▶ **PROBLEM DESCRIPTION**
Skip the pictures. Transcribe the rest of the data below without changing a word.

Entries with figure data:
━━━━━━━━━━━━━━━━━━━━

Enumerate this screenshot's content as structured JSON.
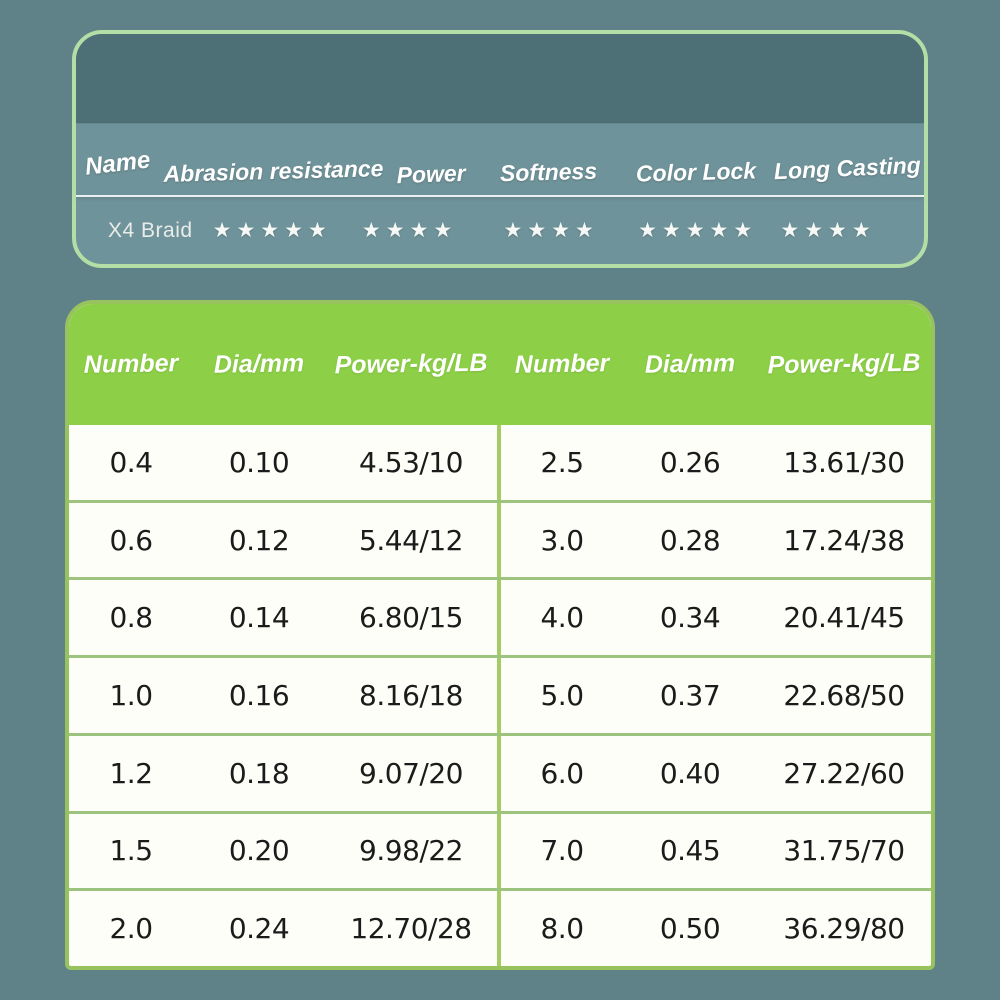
{
  "product": {
    "name_label": "Name",
    "name_value": "X4 Braid"
  },
  "ratings": {
    "star_char": "★",
    "columns": [
      {
        "label": "Abrasion resistance",
        "stars": 5
      },
      {
        "label": "Power",
        "stars": 4
      },
      {
        "label": "Softness",
        "stars": 4
      },
      {
        "label": "Color Lock",
        "stars": 5
      },
      {
        "label": "Long Casting",
        "stars": 4
      }
    ]
  },
  "table": {
    "headers": [
      "Number",
      "Dia/mm",
      "Power-kg/LB"
    ],
    "rows": [
      {
        "left": [
          "0.4",
          "0.10",
          "4.53/10"
        ],
        "right": [
          "2.5",
          "0.26",
          "13.61/30"
        ]
      },
      {
        "left": [
          "0.6",
          "0.12",
          "5.44/12"
        ],
        "right": [
          "3.0",
          "0.28",
          "17.24/38"
        ]
      },
      {
        "left": [
          "0.8",
          "0.14",
          "6.80/15"
        ],
        "right": [
          "4.0",
          "0.34",
          "20.41/45"
        ]
      },
      {
        "left": [
          "1.0",
          "0.16",
          "8.16/18"
        ],
        "right": [
          "5.0",
          "0.37",
          "22.68/50"
        ]
      },
      {
        "left": [
          "1.2",
          "0.18",
          "9.07/20"
        ],
        "right": [
          "6.0",
          "0.40",
          "27.22/60"
        ]
      },
      {
        "left": [
          "1.5",
          "0.20",
          "9.98/22"
        ],
        "right": [
          "7.0",
          "0.45",
          "31.75/70"
        ]
      },
      {
        "left": [
          "2.0",
          "0.24",
          "12.70/28"
        ],
        "right": [
          "8.0",
          "0.50",
          "36.29/80"
        ]
      }
    ]
  },
  "colors": {
    "page-bg": "#5F8288",
    "band-dark": "#4D7076",
    "card-light": "#6F939A",
    "border-mint": "#B3DEA6",
    "header-green": "#8DD047",
    "table-bg": "#FCFEF7",
    "line-green": "#9CC47F",
    "divider-green": "#A3CB66",
    "table-border": "#97C25E",
    "cell-text": "#1B1B1B",
    "soft-white": "#E9ECE9"
  }
}
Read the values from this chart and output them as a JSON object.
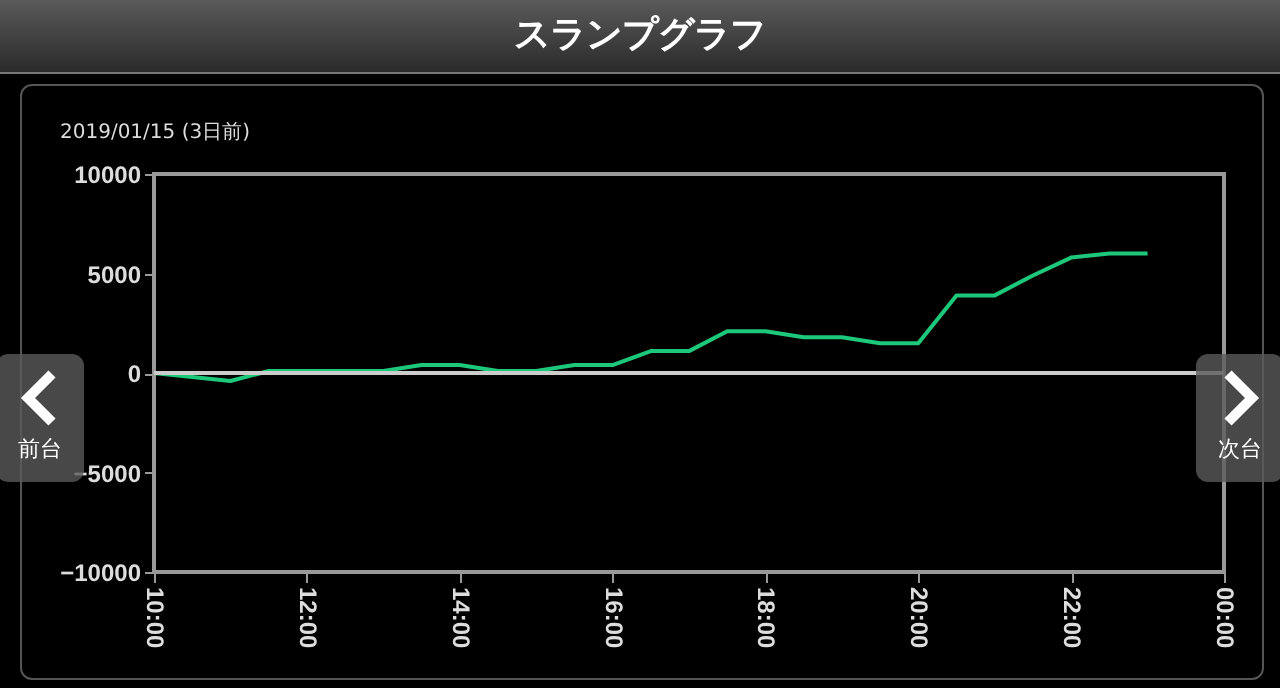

━━━━━━━━━━━━━━━━━━━━

▶ **ANSWER**
Enumerate this screenshot's content as structured JSON.
{
  "product": {
    "name_label": "Name",
    "name_value": "X4 Braid"
  },
  "ratings": {
    "star_char": "★",
    "columns": [
      {
        "label": "Abrasion resistance",
        "stars": 5
      },
      {
        "label": "Power",
        "stars": 4
      },
      {
        "label": "Softness",
        "stars": 4
      },
      {
        "label": "Color Lock",
        "stars": 5
      },
      {
        "label": "Long Casting",
        "stars": 4
      }
    ]
  },
  "table": {
    "headers": [
      "Number",
      "Dia/mm",
      "Power-kg/LB"
    ],
    "rows": [
      {
        "left": [
          "0.4",
          "0.10",
          "4.53/10"
        ],
        "right": [
          "2.5",
          "0.26",
          "13.61/30"
        ]
      },
      {
        "left": [
          "0.6",
          "0.12",
          "5.44/12"
        ],
        "right": [
          "3.0",
          "0.28",
          "17.24/38"
        ]
      },
      {
        "left": [
          "0.8",
          "0.14",
          "6.80/15"
        ],
        "right": [
          "4.0",
          "0.34",
          "20.41/45"
        ]
      },
      {
        "left": [
          "1.0",
          "0.16",
          "8.16/18"
        ],
        "right": [
          "5.0",
          "0.37",
          "22.68/50"
        ]
      },
      {
        "left": [
          "1.2",
          "0.18",
          "9.07/20"
        ],
        "right": [
          "6.0",
          "0.40",
          "27.22/60"
        ]
      },
      {
        "left": [
          "1.5",
          "0.20",
          "9.98/22"
        ],
        "right": [
          "7.0",
          "0.45",
          "31.75/70"
        ]
      },
      {
        "left": [
          "2.0",
          "0.24",
          "12.70/28"
        ],
        "right": [
          "8.0",
          "0.50",
          "36.29/80"
        ]
      }
    ]
  },
  "colors": {
    "page-bg": "#5F8288",
    "band-dark": "#4D7076",
    "card-light": "#6F939A",
    "border-mint": "#B3DEA6",
    "header-green": "#8DD047",
    "table-bg": "#FCFEF7",
    "line-green": "#9CC47F",
    "divider-green": "#A3CB66",
    "table-border": "#97C25E",
    "cell-text": "#1B1B1B",
    "soft-white": "#E9ECE9"
  }
}
Read the values from this chart and output them as a JSON object.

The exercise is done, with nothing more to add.